Prompt
Output the entries verbatim, including every line.

Figure collection entries
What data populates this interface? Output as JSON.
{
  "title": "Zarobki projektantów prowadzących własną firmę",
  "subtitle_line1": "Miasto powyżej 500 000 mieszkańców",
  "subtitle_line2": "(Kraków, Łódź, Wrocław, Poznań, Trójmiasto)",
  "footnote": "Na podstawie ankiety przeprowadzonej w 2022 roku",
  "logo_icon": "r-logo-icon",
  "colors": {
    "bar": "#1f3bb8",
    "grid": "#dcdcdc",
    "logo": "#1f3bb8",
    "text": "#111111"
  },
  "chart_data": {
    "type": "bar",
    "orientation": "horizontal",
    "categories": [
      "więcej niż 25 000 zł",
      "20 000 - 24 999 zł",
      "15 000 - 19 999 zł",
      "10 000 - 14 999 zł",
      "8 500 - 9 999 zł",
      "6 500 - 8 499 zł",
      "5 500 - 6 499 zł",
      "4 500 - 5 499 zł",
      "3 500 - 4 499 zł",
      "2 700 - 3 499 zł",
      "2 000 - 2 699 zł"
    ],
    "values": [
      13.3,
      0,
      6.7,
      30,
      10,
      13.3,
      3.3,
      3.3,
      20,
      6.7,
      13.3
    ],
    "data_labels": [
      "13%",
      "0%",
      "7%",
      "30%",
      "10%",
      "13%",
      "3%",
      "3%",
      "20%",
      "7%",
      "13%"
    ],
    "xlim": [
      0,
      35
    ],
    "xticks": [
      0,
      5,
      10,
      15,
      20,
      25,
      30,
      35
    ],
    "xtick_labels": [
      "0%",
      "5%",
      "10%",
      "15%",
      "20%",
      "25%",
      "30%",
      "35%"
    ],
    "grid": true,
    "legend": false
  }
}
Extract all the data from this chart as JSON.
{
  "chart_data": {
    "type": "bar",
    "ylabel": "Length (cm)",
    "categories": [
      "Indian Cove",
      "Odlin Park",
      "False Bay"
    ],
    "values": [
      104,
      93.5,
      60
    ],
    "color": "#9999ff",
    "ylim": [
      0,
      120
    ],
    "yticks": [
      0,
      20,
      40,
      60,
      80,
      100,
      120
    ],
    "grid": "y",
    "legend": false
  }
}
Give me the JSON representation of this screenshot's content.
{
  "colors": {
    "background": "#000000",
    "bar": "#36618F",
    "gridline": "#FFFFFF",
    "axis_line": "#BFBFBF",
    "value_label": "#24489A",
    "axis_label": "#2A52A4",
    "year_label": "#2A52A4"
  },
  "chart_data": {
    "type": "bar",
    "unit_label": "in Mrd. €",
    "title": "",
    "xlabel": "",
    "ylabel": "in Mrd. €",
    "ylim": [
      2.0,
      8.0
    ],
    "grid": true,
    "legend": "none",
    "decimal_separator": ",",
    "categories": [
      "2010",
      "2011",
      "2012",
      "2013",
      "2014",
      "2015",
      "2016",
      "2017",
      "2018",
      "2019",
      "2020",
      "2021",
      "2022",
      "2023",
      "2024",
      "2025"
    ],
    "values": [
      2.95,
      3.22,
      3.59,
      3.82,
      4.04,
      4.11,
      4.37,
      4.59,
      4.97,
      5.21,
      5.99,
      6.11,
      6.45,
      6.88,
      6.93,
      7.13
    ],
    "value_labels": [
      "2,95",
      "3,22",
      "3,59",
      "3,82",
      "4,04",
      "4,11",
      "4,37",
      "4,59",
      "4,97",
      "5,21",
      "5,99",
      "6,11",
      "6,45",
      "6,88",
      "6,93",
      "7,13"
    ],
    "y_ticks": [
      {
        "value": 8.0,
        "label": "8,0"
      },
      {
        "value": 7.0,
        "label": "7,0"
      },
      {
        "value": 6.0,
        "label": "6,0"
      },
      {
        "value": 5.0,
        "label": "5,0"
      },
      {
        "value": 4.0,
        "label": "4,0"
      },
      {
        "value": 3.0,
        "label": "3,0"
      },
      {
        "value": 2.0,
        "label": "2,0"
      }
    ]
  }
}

Correct answer
What data populates this interface? Output as JSON.
{
  "title": "Zarobki projektantów prowadzących własną firmę",
  "subtitle_line1": "Miasto powyżej 500 000 mieszkańców",
  "subtitle_line2": "(Kraków, Łódź, Wrocław, Poznań, Trójmiasto)",
  "footnote": "Na podstawie ankiety przeprowadzonej w 2022 roku",
  "logo_icon": "r-logo-icon",
  "colors": {
    "bar": "#1f3bb8",
    "grid": "#dcdcdc",
    "logo": "#1f3bb8",
    "text": "#111111"
  },
  "chart_data": {
    "type": "bar",
    "orientation": "horizontal",
    "categories": [
      "więcej niż 25 000 zł",
      "20 000 - 24 999 zł",
      "15 000 - 19 999 zł",
      "10 000 - 14 999 zł",
      "8 500 - 9 999 zł",
      "6 500 - 8 499 zł",
      "5 500 - 6 499 zł",
      "4 500 - 5 499 zł",
      "3 500 - 4 499 zł",
      "2 700 - 3 499 zł",
      "2 000 - 2 699 zł"
    ],
    "values": [
      13.3,
      0,
      6.7,
      30,
      10,
      13.3,
      3.3,
      3.3,
      20,
      6.7,
      13.3
    ],
    "data_labels": [
      "13%",
      "0%",
      "7%",
      "30%",
      "10%",
      "13%",
      "3%",
      "3%",
      "20%",
      "7%",
      "13%"
    ],
    "xlim": [
      0,
      35
    ],
    "xticks": [
      0,
      5,
      10,
      15,
      20,
      25,
      30,
      35
    ],
    "xtick_labels": [
      "0%",
      "5%",
      "10%",
      "15%",
      "20%",
      "25%",
      "30%",
      "35%"
    ],
    "grid": true,
    "legend": false
  }
}
Extract all the data from this chart as JSON.
{
  "chart_data": {
    "type": "bar",
    "ylabel": "Length (cm)",
    "categories": [
      "Indian Cove",
      "Odlin Park",
      "False Bay"
    ],
    "values": [
      104,
      93.5,
      60
    ],
    "color": "#9999ff",
    "ylim": [
      0,
      120
    ],
    "yticks": [
      0,
      20,
      40,
      60,
      80,
      100,
      120
    ],
    "grid": "y",
    "legend": false
  }
}
Give me the JSON representation of this screenshot's content.
{
  "colors": {
    "background": "#000000",
    "bar": "#36618F",
    "gridline": "#FFFFFF",
    "axis_line": "#BFBFBF",
    "value_label": "#24489A",
    "axis_label": "#2A52A4",
    "year_label": "#2A52A4"
  },
  "chart_data": {
    "type": "bar",
    "unit_label": "in Mrd. €",
    "title": "",
    "xlabel": "",
    "ylabel": "in Mrd. €",
    "ylim": [
      2.0,
      8.0
    ],
    "grid": true,
    "legend": "none",
    "decimal_separator": ",",
    "categories": [
      "2010",
      "2011",
      "2012",
      "2013",
      "2014",
      "2015",
      "2016",
      "2017",
      "2018",
      "2019",
      "2020",
      "2021",
      "2022",
      "2023",
      "2024",
      "2025"
    ],
    "values": [
      2.95,
      3.22,
      3.59,
      3.82,
      4.04,
      4.11,
      4.37,
      4.59,
      4.97,
      5.21,
      5.99,
      6.11,
      6.45,
      6.88,
      6.93,
      7.13
    ],
    "value_labels": [
      "2,95",
      "3,22",
      "3,59",
      "3,82",
      "4,04",
      "4,11",
      "4,37",
      "4,59",
      "4,97",
      "5,21",
      "5,99",
      "6,11",
      "6,45",
      "6,88",
      "6,93",
      "7,13"
    ],
    "y_ticks": [
      {
        "value": 8.0,
        "label": "8,0"
      },
      {
        "value": 7.0,
        "label": "7,0"
      },
      {
        "value": 6.0,
        "label": "6,0"
      },
      {
        "value": 5.0,
        "label": "5,0"
      },
      {
        "value": 4.0,
        "label": "4,0"
      },
      {
        "value": 3.0,
        "label": "3,0"
      },
      {
        "value": 2.0,
        "label": "2,0"
      }
    ]
  }
}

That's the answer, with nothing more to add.